Source data -
-=-=-

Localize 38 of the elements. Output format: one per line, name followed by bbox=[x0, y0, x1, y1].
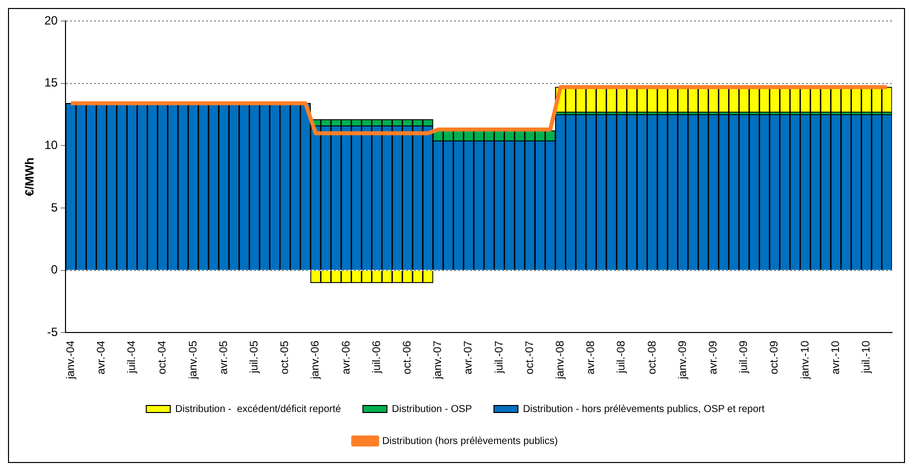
legend-label: Distribution - excédent/déficit reporté bbox=[175, 404, 342, 415]
x-tick-label: janv.-06 bbox=[310, 340, 322, 380]
x-tick-label: juil.-04 bbox=[126, 340, 138, 374]
y-tick-label: 10 bbox=[44, 138, 58, 152]
x-tick-label: juil.-09 bbox=[738, 340, 750, 374]
legend-label: Distribution (hors prélèvements publics) bbox=[382, 436, 558, 447]
x-tick-label: juil.-06 bbox=[370, 340, 383, 374]
x-tick-label: juil.-05 bbox=[248, 340, 260, 374]
x-tick-label: oct.-08 bbox=[646, 340, 658, 374]
x-tick-label: avr.-10 bbox=[830, 340, 842, 374]
x-tick-label: oct.-09 bbox=[768, 340, 781, 374]
x-tick-label: avr.-04 bbox=[95, 340, 108, 374]
x-tick-label: avr.-07 bbox=[462, 340, 475, 374]
x-tick-label: avr.-06 bbox=[340, 340, 352, 374]
x-tick-label: avr.-05 bbox=[218, 340, 230, 374]
y-tick-label: -5 bbox=[47, 324, 58, 339]
x-tick-label: oct.-06 bbox=[402, 340, 414, 374]
x-tick-label: janv.-10 bbox=[799, 340, 812, 380]
y-tick-label: 0 bbox=[51, 262, 58, 277]
x-tick-label: janv.-05 bbox=[187, 340, 200, 380]
x-tick-label: oct.-05 bbox=[279, 340, 292, 374]
x-tick-label: avr.-09 bbox=[708, 340, 720, 374]
legend-label: Distribution - OSP bbox=[392, 404, 472, 415]
y-axis-title: €/MWh bbox=[22, 158, 37, 196]
x-tick-label: janv.-08 bbox=[554, 340, 567, 380]
y-tick-label: 5 bbox=[51, 200, 58, 214]
x-tick-label: oct.-04 bbox=[156, 340, 169, 374]
x-tick-label: oct.-07 bbox=[524, 340, 536, 374]
x-tick-label: avr.-08 bbox=[585, 340, 598, 374]
x-tick-label: juil.-10 bbox=[860, 340, 873, 374]
x-tick-label: janv.-09 bbox=[676, 340, 689, 380]
y-tick-label: 15 bbox=[44, 76, 58, 90]
x-tick-label: janv.-04 bbox=[64, 340, 77, 380]
x-tick-label: janv.-07 bbox=[432, 340, 444, 380]
x-tick-label: juil.-07 bbox=[493, 340, 506, 374]
legend-label: Distribution - hors prélèvements publics, OSP et report bbox=[522, 404, 765, 415]
x-tick-label: juil.-08 bbox=[616, 340, 628, 374]
y-tick-label: 20 bbox=[44, 13, 58, 28]
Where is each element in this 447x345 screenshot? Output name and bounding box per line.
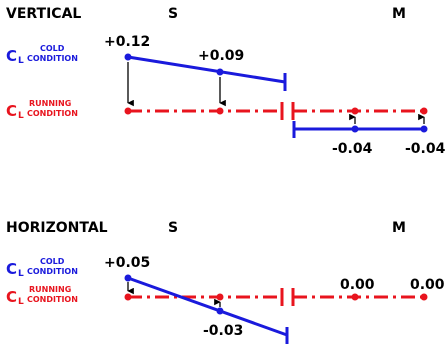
vertical-m-cold-value-2: -0.04 (405, 141, 446, 157)
vertical-running-point (216, 107, 224, 115)
horizontal-running-point (124, 293, 132, 301)
vertical-s-cold-value-2: +0.09 (198, 48, 244, 64)
running-text-2: CONDITION (27, 109, 78, 118)
cold-text-2: CONDITION (27, 267, 78, 276)
vertical-cold-point (420, 125, 428, 133)
horizontal-m-cold-value-1: 0.00 (340, 277, 375, 293)
vertical-running-point (124, 107, 132, 115)
vertical-cold-point (124, 53, 132, 61)
vertical-running-point (351, 107, 359, 115)
horizontal-cl-running-label: C L RUNNING CONDITION (6, 285, 78, 307)
vertical-s-cold-value-1: +0.12 (104, 34, 150, 50)
horizontal-cold-line-s (127, 276, 288, 337)
vertical-title: VERTICAL (6, 6, 81, 22)
cl-subscript: L (18, 111, 24, 121)
cold-text-1: COLD (40, 44, 65, 53)
horizontal-cold-point (124, 274, 132, 282)
running-text-1: RUNNING (29, 99, 71, 108)
horizontal-m-cold-value-2: 0.00 (410, 277, 445, 293)
vertical-running-point (420, 107, 428, 115)
cl-symbol: C (6, 102, 17, 120)
vertical-cl-running-label: C L RUNNING CONDITION (6, 99, 78, 121)
horizontal-s-cold-value-2: -0.03 (203, 323, 243, 339)
horizontal-section: HORIZONTAL S M C L COLD CONDITION C L RU… (6, 220, 445, 344)
horizontal-running-point (351, 293, 359, 301)
cold-text-2: CONDITION (27, 54, 78, 63)
vertical-label-m: M (392, 6, 406, 22)
horizontal-s-cold-value-1: +0.05 (104, 255, 150, 271)
horizontal-cl-cold-label: C L COLD CONDITION (6, 257, 78, 279)
vertical-section: VERTICAL S M C L COLD CONDITION C L RUNN… (6, 6, 446, 157)
horizontal-cold-point (216, 307, 224, 315)
horizontal-running-point (420, 293, 428, 301)
vertical-cold-point (351, 125, 359, 133)
cl-symbol: C (6, 288, 17, 306)
horizontal-label-m: M (392, 220, 406, 236)
cold-text-1: COLD (40, 257, 65, 266)
vertical-cold-line-s (127, 55, 286, 84)
cl-subscript: L (18, 297, 24, 307)
cl-subscript: L (18, 269, 24, 279)
horizontal-title: HORIZONTAL (6, 220, 108, 236)
vertical-m-cold-value-1: -0.04 (332, 141, 373, 157)
vertical-cold-point (216, 68, 224, 76)
vertical-label-s: S (168, 6, 178, 22)
cl-symbol: C (6, 47, 17, 65)
cl-subscript: L (18, 56, 24, 66)
vertical-cl-cold-label: C L COLD CONDITION (6, 44, 78, 66)
horizontal-label-s: S (168, 220, 178, 236)
running-text-2: CONDITION (27, 295, 78, 304)
running-text-1: RUNNING (29, 285, 71, 294)
cl-symbol: C (6, 260, 17, 278)
horizontal-running-point (216, 293, 224, 301)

-=-=-

Direction - How many lines of the records contain the string "subscript"? Case counts, and your reply should be the number alone.

Finished task - 4